▸ **Exercise**
Would you pull out every line of the material that contains the string "講演テーマ"?
───
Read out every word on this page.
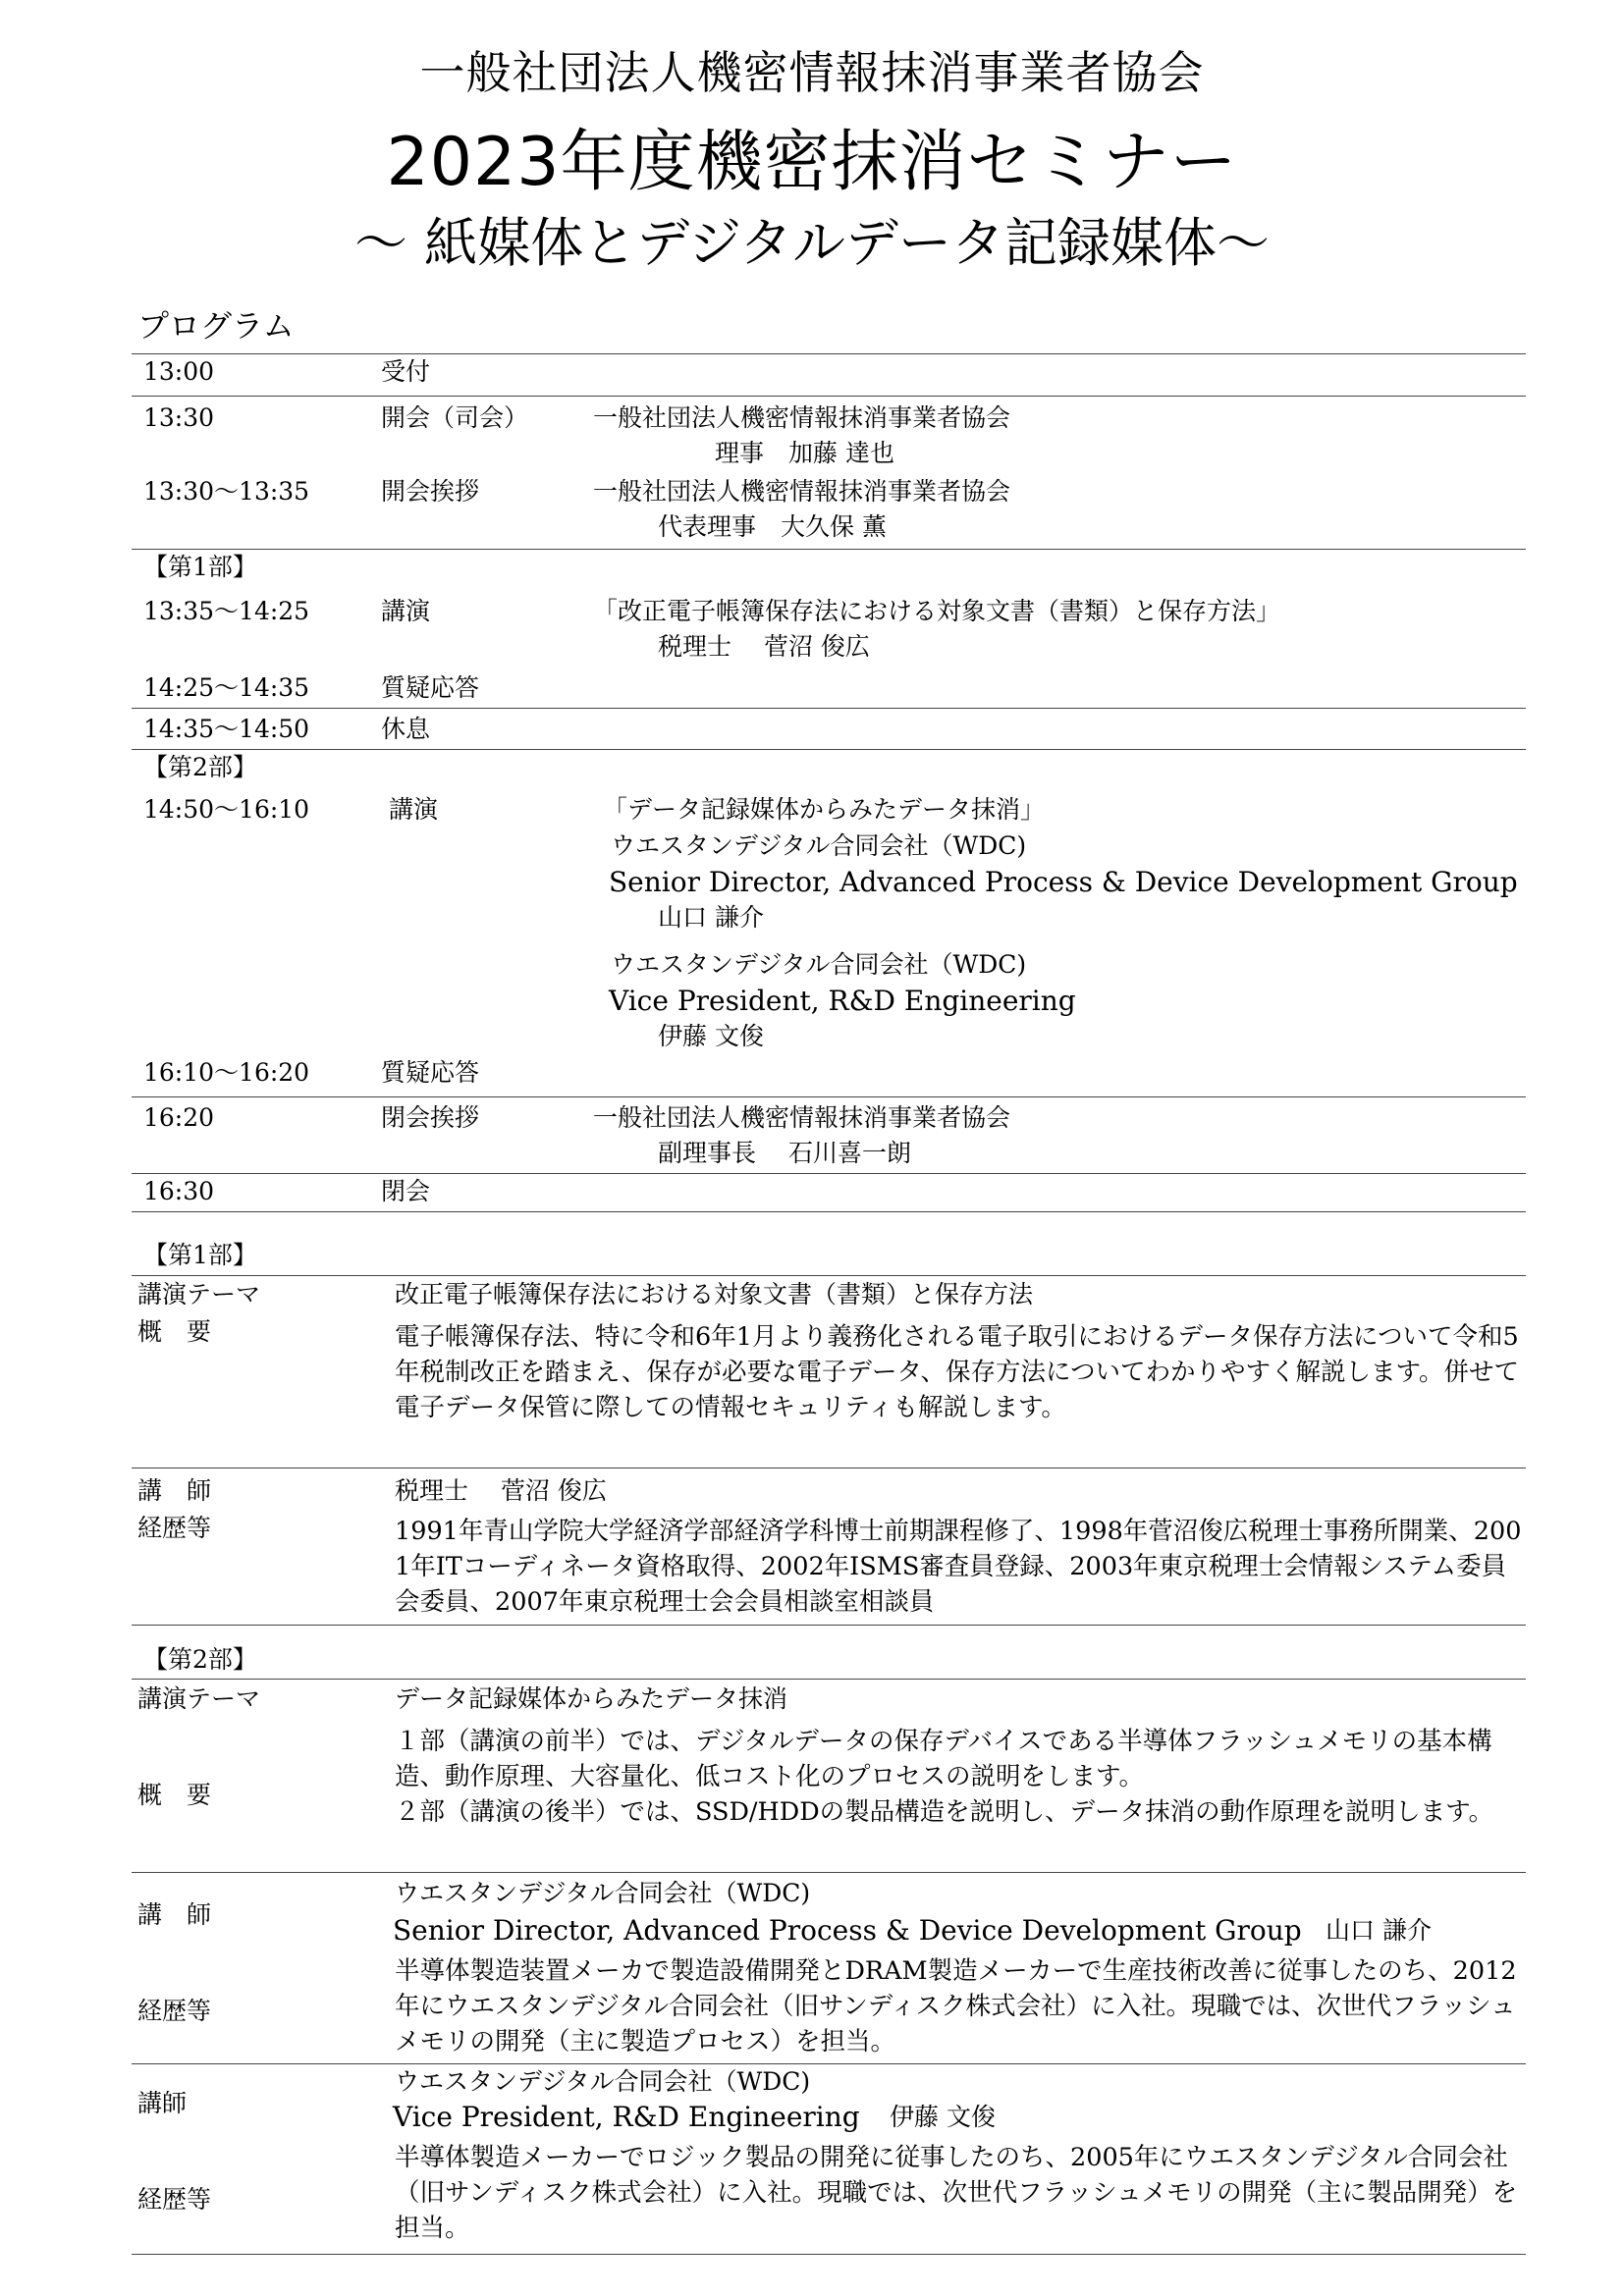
一般社団法人機密情報抹消事業者協会
2023年度機密抹消セミナー
～ 紙媒体とデジタルデータ記録媒体～
プログラム
13:00	受付
13:30	開会（司会）	一般社団法人機密情報抹消事業者協会
理事　加藤 達也
13:30～13:35	開会挨拶	一般社団法人機密情報抹消事業者協会
代表理事　大久保 薫
【第1部】
13:35～14:25	講演	「改正電子帳簿保存法における対象文書（書類）と保存方法」
税理士　 菅沼 俊広
14:25～14:35	質疑応答
14:35～14:50	休息
【第2部】
14:50～16:10	講演	「データ記録媒体からみたデータ抹消」
ウエスタンデジタル合同会社（WDC)
Senior Director, Advanced Process & Device Development Group
山口 謙介
ウエスタンデジタル合同会社（WDC)
Vice President, R&D Engineering
伊藤 文俊
16:10～16:20	質疑応答
16:20	閉会挨拶	一般社団法人機密情報抹消事業者協会
副理事長　 石川喜一朗
16:30	閉会
【第1部】
講演テーマ	改正電子帳簿保存法における対象文書（書類）と保存方法
概　要	電子帳簿保存法、特に令和6年1月より義務化される電子取引におけるデータ保存方法について令和5年税制改正を踏まえ、保存が必要な電子データ、保存方法についてわかりやすく解説します。併せて電子データ保管に際しての情報セキュリティも解説します。
講　師	税理士　 菅沼 俊広
経歴等	1991年青山学院大学経済学部経済学科博士前期課程修了、1998年菅沼俊広税理士事務所開業、2001年ITコーディネータ資格取得、2002年ISMS審査員登録、2003年東京税理士会情報システム委員会委員、2007年東京税理士会会員相談室相談員
【第2部】
講演テーマ	データ記録媒体からみたデータ抹消
概　要
１部（講演の前半）では、デジタルデータの保存デバイスである半導体フラッシュメモリの基本構造、動作原理、大容量化、低コスト化のプロセスの説明をします。
２部（講演の後半）では、SSD/HDDの製品構造を説明し、データ抹消の動作原理を説明します。
講　師
ウエスタンデジタル合同会社（WDC)
Senior Director, Advanced Process & Device Development Group 山口 謙介
経歴等
半導体製造装置メーカで製造設備開発とDRAM製造メーカーで生産技術改善に従事したのち、2012年にウエスタンデジタル合同会社（旧サンディスク株式会社）に入社。現職では、次世代フラッシュメモリの開発（主に製造プロセス）を担当。
講師
ウエスタンデジタル合同会社（WDC)
Vice President, R&D Engineering 伊藤 文俊
経歴等
半導体製造メーカーでロジック製品の開発に従事したのち、2005年にウエスタンデジタル合同会社（旧サンディスク株式会社）に入社。現職では、次世代フラッシュメモリの開発（主に製品開発）を担当。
───
▸ **The completed task**
講演テーマ	改正電子帳簿保存法における対象文書（書類）と保存方法
講演テーマ	データ記録媒体からみたデータ抹消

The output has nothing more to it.